WHAT YOU NEED TO DO: Copy out each line of the material in which the word "color" appears.

--- MATERIAL SUPPLIED ---

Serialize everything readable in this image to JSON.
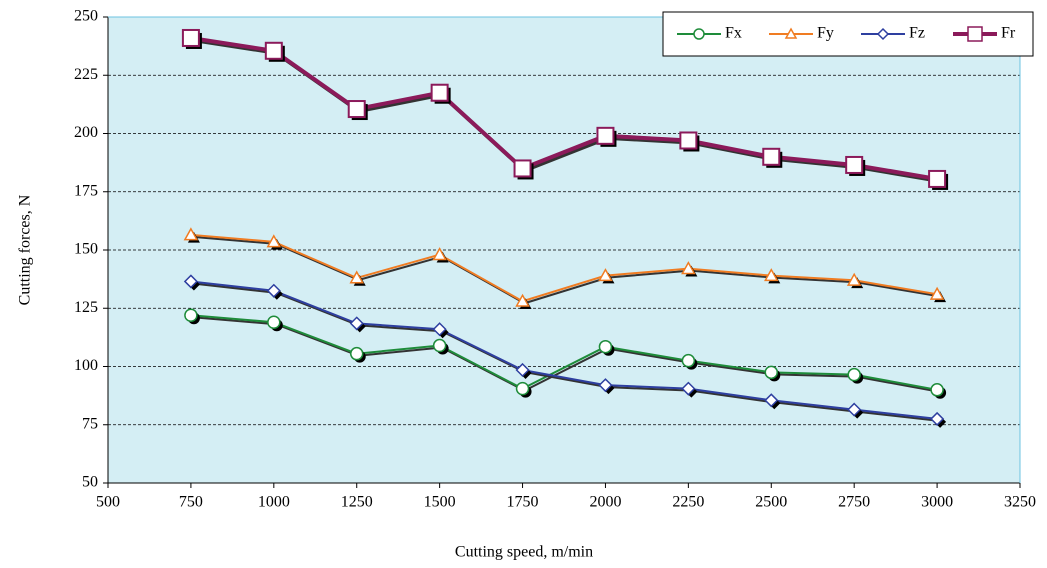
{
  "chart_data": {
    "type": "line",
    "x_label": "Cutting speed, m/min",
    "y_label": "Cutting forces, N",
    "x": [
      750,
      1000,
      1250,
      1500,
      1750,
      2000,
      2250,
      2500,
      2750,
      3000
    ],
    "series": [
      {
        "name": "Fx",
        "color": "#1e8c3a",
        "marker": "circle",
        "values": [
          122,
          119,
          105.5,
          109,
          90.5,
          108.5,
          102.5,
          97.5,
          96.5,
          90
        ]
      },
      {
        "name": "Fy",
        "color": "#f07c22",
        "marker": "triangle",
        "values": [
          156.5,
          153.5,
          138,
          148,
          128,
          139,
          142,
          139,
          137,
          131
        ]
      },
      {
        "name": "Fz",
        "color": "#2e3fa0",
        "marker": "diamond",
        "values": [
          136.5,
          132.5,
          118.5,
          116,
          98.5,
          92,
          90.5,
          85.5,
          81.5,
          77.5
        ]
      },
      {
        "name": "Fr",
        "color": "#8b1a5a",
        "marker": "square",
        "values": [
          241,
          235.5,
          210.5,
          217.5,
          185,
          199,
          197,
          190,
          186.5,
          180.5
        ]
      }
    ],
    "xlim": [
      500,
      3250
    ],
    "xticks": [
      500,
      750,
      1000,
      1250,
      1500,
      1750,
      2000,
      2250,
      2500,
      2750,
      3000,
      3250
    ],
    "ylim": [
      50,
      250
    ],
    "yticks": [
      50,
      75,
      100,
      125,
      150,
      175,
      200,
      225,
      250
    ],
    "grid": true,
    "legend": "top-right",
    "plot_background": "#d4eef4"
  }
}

---

RESPONSE FOR THIS EXERCISE:
        "color": "#1e8c3a",
        "color": "#f07c22",
        "color": "#2e3fa0",
        "color": "#8b1a5a",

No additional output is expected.